[Layout element annotations]
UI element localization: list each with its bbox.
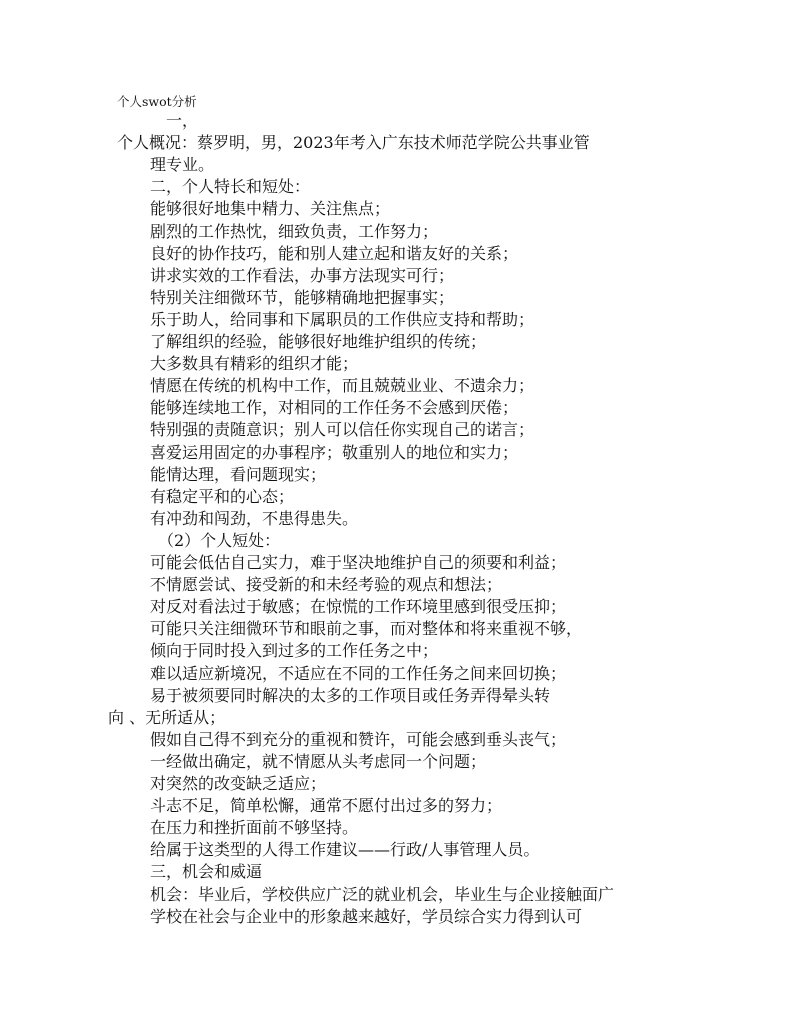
text-line: 能够很好地集中精力、关注焦点； xyxy=(150,199,391,219)
text-line: 有稳定平和的心态； xyxy=(150,486,295,506)
text-line: 理专业。 xyxy=(150,155,215,175)
text-line: 了解组织的经验，能够很好地维护组织的传统； xyxy=(150,332,487,351)
text-line: 大多数具有精彩的组织才能； xyxy=(150,354,359,374)
text-line: 特别关注细微环节，能够精确地把握事实； xyxy=(150,287,455,307)
text-line: 三，机会和威逼 xyxy=(150,862,263,882)
text-line: 学校在社会与企业中的形象越来越好，学员综合实力得到认可 xyxy=(150,906,583,926)
text-line: 给属于这类型的人得工作建议——行政/人事管理人员。 xyxy=(150,840,540,860)
text-line: 能情达理，看问题现实； xyxy=(150,464,327,484)
text-line: 个人概况：蔡罗明，男，2023年考入广东技术师范学院公共事业管 xyxy=(117,133,590,153)
text-line: 向 、无所适从； xyxy=(108,707,226,727)
text-line: 不情愿尝试、接受新的和未经考验的观点和想法； xyxy=(150,575,503,595)
document-title: 个人swot分析 xyxy=(117,94,197,109)
text-line: 对反对看法过于敏感；在惊慌的工作环境里感到很受压抑； xyxy=(150,597,567,617)
text-line: 一经做出确定，就不情愿从头考虑同一个问题； xyxy=(150,751,487,771)
text-line: 斗志不足，简单松懈，通常不愿付出过多的努力； xyxy=(150,796,503,816)
text-line: 剧烈的工作热忱，细致负责，工作努力； xyxy=(150,221,439,241)
text-line: 倾向于同时投入到过多的工作任务之中； xyxy=(150,641,439,661)
text-line: （2）个人短处： xyxy=(158,530,281,550)
text-line: 讲求实效的工作看法，办事方法现实可行； xyxy=(150,265,455,285)
text-line: 二，个人特长和短处： xyxy=(150,177,311,197)
text-line: 假如自己得不到充分的重视和赞许，可能会感到垂头丧气； xyxy=(150,729,567,749)
text-line: 喜爱运用固定的办事程序；敬重别人的地位和实力； xyxy=(150,442,519,462)
text-line: 可能会低估自己实力，难于坚决地维护自己的须要和利益； xyxy=(150,553,567,572)
text-line: 情愿在传统的机构中工作，而且兢兢业业、不遗余力； xyxy=(150,376,535,396)
text-line: 一， xyxy=(166,111,199,130)
text-line: 良好的协作技巧，能和别人建立起和谐友好的关系； xyxy=(150,243,519,263)
text-line: 对突然的改变缺乏适应； xyxy=(150,774,327,793)
text-line: 难以适应新境况，不适应在不同的工作任务之间来回切换； xyxy=(150,663,567,683)
text-line: 在压力和挫折面前不够坚持。 xyxy=(150,818,359,838)
text-line: 特别强的责随意识；别人可以信任你实现自己的诺言； xyxy=(150,420,535,440)
text-line: 有冲劲和闯劲，不患得患失。 xyxy=(150,508,359,528)
text-line: 可能只关注细微环节和眼前之事，而对整体和将来重视不够， xyxy=(150,619,583,639)
text-line: 乐于助人，给同事和下属职员的工作供应支持和帮助； xyxy=(150,309,535,329)
text-line: 易于被须要同时解决的太多的工作项目或任务弄得晕头转 xyxy=(150,685,551,705)
text-line: 机会：毕业后，学校供应广泛的就业机会，毕业生与企业接触面广 xyxy=(150,884,615,904)
text-line: 能够连续地工作，对相同的工作任务不会感到厌倦； xyxy=(150,398,519,418)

Requirements:
Write out the items again, swapping "text-line" for "text line" wherever it occurs and keeping everything else the same. Leave the pictures out.

Problem solution:
UI element localization: list each with its bbox.
text line: 能够很好地集中精力、关注焦点； xyxy=(150,199,391,219)
text line: 有稳定平和的心态； xyxy=(150,486,295,506)
text line: 理专业。 xyxy=(150,155,215,175)
text line: 了解组织的经验，能够很好地维护组织的传统； xyxy=(150,332,487,351)
text line: 大多数具有精彩的组织才能； xyxy=(150,354,359,374)
text line: 特别关注细微环节，能够精确地把握事实； xyxy=(150,287,455,307)
text line: 三，机会和威逼 xyxy=(150,862,263,882)
text line: 学校在社会与企业中的形象越来越好，学员综合实力得到认可 xyxy=(150,906,583,926)
text line: 给属于这类型的人得工作建议——行政/人事管理人员。 xyxy=(150,840,540,860)
text line: 能情达理，看问题现实； xyxy=(150,464,327,484)
text line: 个人概况：蔡罗明，男，2023年考入广东技术师范学院公共事业管 xyxy=(117,133,590,153)
text line: 向 、无所适从； xyxy=(108,707,226,727)
text line: 不情愿尝试、接受新的和未经考验的观点和想法； xyxy=(150,575,503,595)
document-title: 个人swot分析 xyxy=(117,94,197,109)
text line: 对反对看法过于敏感；在惊慌的工作环境里感到很受压抑； xyxy=(150,597,567,617)
text line: 一经做出确定，就不情愿从头考虑同一个问题； xyxy=(150,751,487,771)
text line: 斗志不足，简单松懈，通常不愿付出过多的努力； xyxy=(150,796,503,816)
text line: 剧烈的工作热忱，细致负责，工作努力； xyxy=(150,221,439,241)
text line: 倾向于同时投入到过多的工作任务之中； xyxy=(150,641,439,661)
text line: （2）个人短处： xyxy=(158,530,281,550)
text line: 讲求实效的工作看法，办事方法现实可行； xyxy=(150,265,455,285)
text line: 二，个人特长和短处： xyxy=(150,177,311,197)
text line: 假如自己得不到充分的重视和赞许，可能会感到垂头丧气； xyxy=(150,729,567,749)
text line: 喜爱运用固定的办事程序；敬重别人的地位和实力； xyxy=(150,442,519,462)
text line: 可能会低估自己实力，难于坚决地维护自己的须要和利益； xyxy=(150,553,567,572)
text line: 情愿在传统的机构中工作，而且兢兢业业、不遗余力； xyxy=(150,376,535,396)
text line: 一， xyxy=(166,111,199,130)
text line: 良好的协作技巧，能和别人建立起和谐友好的关系； xyxy=(150,243,519,263)
text line: 对突然的改变缺乏适应； xyxy=(150,774,327,793)
text line: 难以适应新境况，不适应在不同的工作任务之间来回切换； xyxy=(150,663,567,683)
text line: 在压力和挫折面前不够坚持。 xyxy=(150,818,359,838)
text line: 特别强的责随意识；别人可以信任你实现自己的诺言； xyxy=(150,420,535,440)
text line: 有冲劲和闯劲，不患得患失。 xyxy=(150,508,359,528)
text line: 可能只关注细微环节和眼前之事，而对整体和将来重视不够， xyxy=(150,619,583,639)
text line: 乐于助人，给同事和下属职员的工作供应支持和帮助； xyxy=(150,309,535,329)
text line: 易于被须要同时解决的太多的工作项目或任务弄得晕头转 xyxy=(150,685,551,705)
text line: 机会：毕业后，学校供应广泛的就业机会，毕业生与企业接触面广 xyxy=(150,884,615,904)
text line: 能够连续地工作，对相同的工作任务不会感到厌倦； xyxy=(150,398,519,418)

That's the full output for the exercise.